• [Entries shown]
+++++
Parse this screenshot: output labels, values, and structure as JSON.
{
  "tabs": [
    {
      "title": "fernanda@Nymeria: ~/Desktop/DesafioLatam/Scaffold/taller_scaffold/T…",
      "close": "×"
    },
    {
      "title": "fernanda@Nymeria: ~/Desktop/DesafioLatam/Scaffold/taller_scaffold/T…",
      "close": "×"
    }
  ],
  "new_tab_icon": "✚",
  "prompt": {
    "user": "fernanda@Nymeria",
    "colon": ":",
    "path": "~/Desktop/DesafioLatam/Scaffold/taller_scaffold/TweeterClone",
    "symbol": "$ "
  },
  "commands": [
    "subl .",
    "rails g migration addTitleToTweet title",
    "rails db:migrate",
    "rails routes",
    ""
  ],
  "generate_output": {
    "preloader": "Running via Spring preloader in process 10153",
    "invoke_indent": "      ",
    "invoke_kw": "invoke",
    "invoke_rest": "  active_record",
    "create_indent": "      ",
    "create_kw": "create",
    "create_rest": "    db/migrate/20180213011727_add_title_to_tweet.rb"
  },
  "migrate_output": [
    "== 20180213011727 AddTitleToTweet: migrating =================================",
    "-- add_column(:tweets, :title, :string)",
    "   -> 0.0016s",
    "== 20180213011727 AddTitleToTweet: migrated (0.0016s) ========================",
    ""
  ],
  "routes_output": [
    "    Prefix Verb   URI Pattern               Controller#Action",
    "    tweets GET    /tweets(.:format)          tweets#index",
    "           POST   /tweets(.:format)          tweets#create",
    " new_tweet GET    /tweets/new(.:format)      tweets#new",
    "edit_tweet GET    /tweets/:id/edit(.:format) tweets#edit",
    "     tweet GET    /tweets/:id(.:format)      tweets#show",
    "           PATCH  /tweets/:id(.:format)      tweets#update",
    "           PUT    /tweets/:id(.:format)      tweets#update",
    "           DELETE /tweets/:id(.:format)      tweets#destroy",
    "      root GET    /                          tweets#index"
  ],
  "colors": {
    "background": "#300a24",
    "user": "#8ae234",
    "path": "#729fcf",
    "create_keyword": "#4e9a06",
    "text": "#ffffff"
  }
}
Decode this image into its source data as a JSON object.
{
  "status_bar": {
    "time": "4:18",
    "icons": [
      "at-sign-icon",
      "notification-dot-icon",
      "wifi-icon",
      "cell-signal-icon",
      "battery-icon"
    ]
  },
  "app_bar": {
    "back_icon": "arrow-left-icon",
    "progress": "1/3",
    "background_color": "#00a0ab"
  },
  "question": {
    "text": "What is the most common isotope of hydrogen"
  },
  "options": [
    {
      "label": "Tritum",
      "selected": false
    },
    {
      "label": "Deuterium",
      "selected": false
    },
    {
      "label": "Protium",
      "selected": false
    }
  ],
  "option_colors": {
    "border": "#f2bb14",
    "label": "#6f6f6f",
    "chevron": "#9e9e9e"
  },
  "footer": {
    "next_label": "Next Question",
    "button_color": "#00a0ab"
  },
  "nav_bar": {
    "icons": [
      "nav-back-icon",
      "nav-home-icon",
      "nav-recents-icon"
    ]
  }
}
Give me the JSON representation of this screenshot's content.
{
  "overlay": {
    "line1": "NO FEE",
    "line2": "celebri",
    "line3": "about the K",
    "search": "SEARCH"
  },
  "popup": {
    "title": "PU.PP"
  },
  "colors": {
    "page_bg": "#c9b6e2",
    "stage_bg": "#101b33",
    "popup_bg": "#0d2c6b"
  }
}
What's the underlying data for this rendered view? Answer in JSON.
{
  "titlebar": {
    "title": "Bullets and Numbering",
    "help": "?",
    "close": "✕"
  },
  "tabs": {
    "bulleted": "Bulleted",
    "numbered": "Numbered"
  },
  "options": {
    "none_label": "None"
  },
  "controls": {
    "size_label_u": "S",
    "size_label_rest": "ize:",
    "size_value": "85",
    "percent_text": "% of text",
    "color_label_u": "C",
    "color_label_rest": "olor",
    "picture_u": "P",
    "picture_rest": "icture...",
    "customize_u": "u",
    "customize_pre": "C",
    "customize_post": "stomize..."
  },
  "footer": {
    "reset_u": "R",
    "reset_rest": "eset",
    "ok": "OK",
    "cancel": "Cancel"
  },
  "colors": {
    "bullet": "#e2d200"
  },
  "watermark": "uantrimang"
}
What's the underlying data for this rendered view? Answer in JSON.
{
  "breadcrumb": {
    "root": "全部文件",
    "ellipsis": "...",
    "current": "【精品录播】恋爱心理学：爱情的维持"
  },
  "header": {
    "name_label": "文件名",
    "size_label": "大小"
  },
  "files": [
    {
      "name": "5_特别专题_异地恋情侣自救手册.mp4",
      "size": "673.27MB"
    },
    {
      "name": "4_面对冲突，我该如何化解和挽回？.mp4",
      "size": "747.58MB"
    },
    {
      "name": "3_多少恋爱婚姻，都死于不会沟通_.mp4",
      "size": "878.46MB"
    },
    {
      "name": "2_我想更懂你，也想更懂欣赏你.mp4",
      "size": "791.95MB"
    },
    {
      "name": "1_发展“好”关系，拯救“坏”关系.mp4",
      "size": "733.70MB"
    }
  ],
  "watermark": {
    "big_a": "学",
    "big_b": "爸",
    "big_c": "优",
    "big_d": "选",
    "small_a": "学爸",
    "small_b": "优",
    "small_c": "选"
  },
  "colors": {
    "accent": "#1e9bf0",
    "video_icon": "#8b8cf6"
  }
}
+++++
• [What you will do]
Using the data above, print every record exactly as shown.

• [Finished exercise]
Parse this screenshot: output labels, values, and structure as JSON.
{
  "tabs": [
    {
      "title": "fernanda@Nymeria: ~/Desktop/DesafioLatam/Scaffold/taller_scaffold/T…",
      "close": "×"
    },
    {
      "title": "fernanda@Nymeria: ~/Desktop/DesafioLatam/Scaffold/taller_scaffold/T…",
      "close": "×"
    }
  ],
  "new_tab_icon": "✚",
  "prompt": {
    "user": "fernanda@Nymeria",
    "colon": ":",
    "path": "~/Desktop/DesafioLatam/Scaffold/taller_scaffold/TweeterClone",
    "symbol": "$ "
  },
  "commands": [
    "subl .",
    "rails g migration addTitleToTweet title",
    "rails db:migrate",
    "rails routes",
    ""
  ],
  "generate_output": {
    "preloader": "Running via Spring preloader in process 10153",
    "invoke_indent": "      ",
    "invoke_kw": "invoke",
    "invoke_rest": "  active_record",
    "create_indent": "      ",
    "create_kw": "create",
    "create_rest": "    db/migrate/20180213011727_add_title_to_tweet.rb"
  },
  "migrate_output": [
    "== 20180213011727 AddTitleToTweet: migrating =================================",
    "-- add_column(:tweets, :title, :string)",
    "   -> 0.0016s",
    "== 20180213011727 AddTitleToTweet: migrated (0.0016s) ========================",
    ""
  ],
  "routes_output": [
    "    Prefix Verb   URI Pattern               Controller#Action",
    "    tweets GET    /tweets(.:format)          tweets#index",
    "           POST   /tweets(.:format)          tweets#create",
    " new_tweet GET    /tweets/new(.:format)      tweets#new",
    "edit_tweet GET    /tweets/:id/edit(.:format) tweets#edit",
    "     tweet GET    /tweets/:id(.:format)      tweets#show",
    "           PATCH  /tweets/:id(.:format)      tweets#update",
    "           PUT    /tweets/:id(.:format)      tweets#update",
    "           DELETE /tweets/:id(.:format)      tweets#destroy",
    "      root GET    /                          tweets#index"
  ],
  "colors": {
    "background": "#300a24",
    "user": "#8ae234",
    "path": "#729fcf",
    "create_keyword": "#4e9a06",
    "text": "#ffffff"
  }
}
Decode this image into its source data as a JSON object.
{
  "status_bar": {
    "time": "4:18",
    "icons": [
      "at-sign-icon",
      "notification-dot-icon",
      "wifi-icon",
      "cell-signal-icon",
      "battery-icon"
    ]
  },
  "app_bar": {
    "back_icon": "arrow-left-icon",
    "progress": "1/3",
    "background_color": "#00a0ab"
  },
  "question": {
    "text": "What is the most common isotope of hydrogen"
  },
  "options": [
    {
      "label": "Tritum",
      "selected": false
    },
    {
      "label": "Deuterium",
      "selected": false
    },
    {
      "label": "Protium",
      "selected": false
    }
  ],
  "option_colors": {
    "border": "#f2bb14",
    "label": "#6f6f6f",
    "chevron": "#9e9e9e"
  },
  "footer": {
    "next_label": "Next Question",
    "button_color": "#00a0ab"
  },
  "nav_bar": {
    "icons": [
      "nav-back-icon",
      "nav-home-icon",
      "nav-recents-icon"
    ]
  }
}
Give me the JSON representation of this screenshot's content.
{
  "overlay": {
    "line1": "NO FEE",
    "line2": "celebri",
    "line3": "about the K",
    "search": "SEARCH"
  },
  "popup": {
    "title": "PU.PP"
  },
  "colors": {
    "page_bg": "#c9b6e2",
    "stage_bg": "#101b33",
    "popup_bg": "#0d2c6b"
  }
}
What's the underlying data for this rendered view? Answer in JSON.
{
  "titlebar": {
    "title": "Bullets and Numbering",
    "help": "?",
    "close": "✕"
  },
  "tabs": {
    "bulleted": "Bulleted",
    "numbered": "Numbered"
  },
  "options": {
    "none_label": "None"
  },
  "controls": {
    "size_label_u": "S",
    "size_label_rest": "ize:",
    "size_value": "85",
    "percent_text": "% of text",
    "color_label_u": "C",
    "color_label_rest": "olor",
    "picture_u": "P",
    "picture_rest": "icture...",
    "customize_u": "u",
    "customize_pre": "C",
    "customize_post": "stomize..."
  },
  "footer": {
    "reset_u": "R",
    "reset_rest": "eset",
    "ok": "OK",
    "cancel": "Cancel"
  },
  "colors": {
    "bullet": "#e2d200"
  },
  "watermark": "uantrimang"
}
What's the underlying data for this rendered view? Answer in JSON.
{
  "breadcrumb": {
    "root": "全部文件",
    "ellipsis": "...",
    "current": "【精品录播】恋爱心理学：爱情的维持"
  },
  "header": {
    "name_label": "文件名",
    "size_label": "大小"
  },
  "files": [
    {
      "name": "5_特别专题_异地恋情侣自救手册.mp4",
      "size": "673.27MB"
    },
    {
      "name": "4_面对冲突，我该如何化解和挽回？.mp4",
      "size": "747.58MB"
    },
    {
      "name": "3_多少恋爱婚姻，都死于不会沟通_.mp4",
      "size": "878.46MB"
    },
    {
      "name": "2_我想更懂你，也想更懂欣赏你.mp4",
      "size": "791.95MB"
    },
    {
      "name": "1_发展“好”关系，拯救“坏”关系.mp4",
      "size": "733.70MB"
    }
  ],
  "watermark": {
    "big_a": "学",
    "big_b": "爸",
    "big_c": "优",
    "big_d": "选",
    "small_a": "学爸",
    "small_b": "优",
    "small_c": "选"
  },
  "colors": {
    "accent": "#1e9bf0",
    "video_icon": "#8b8cf6"
  }
}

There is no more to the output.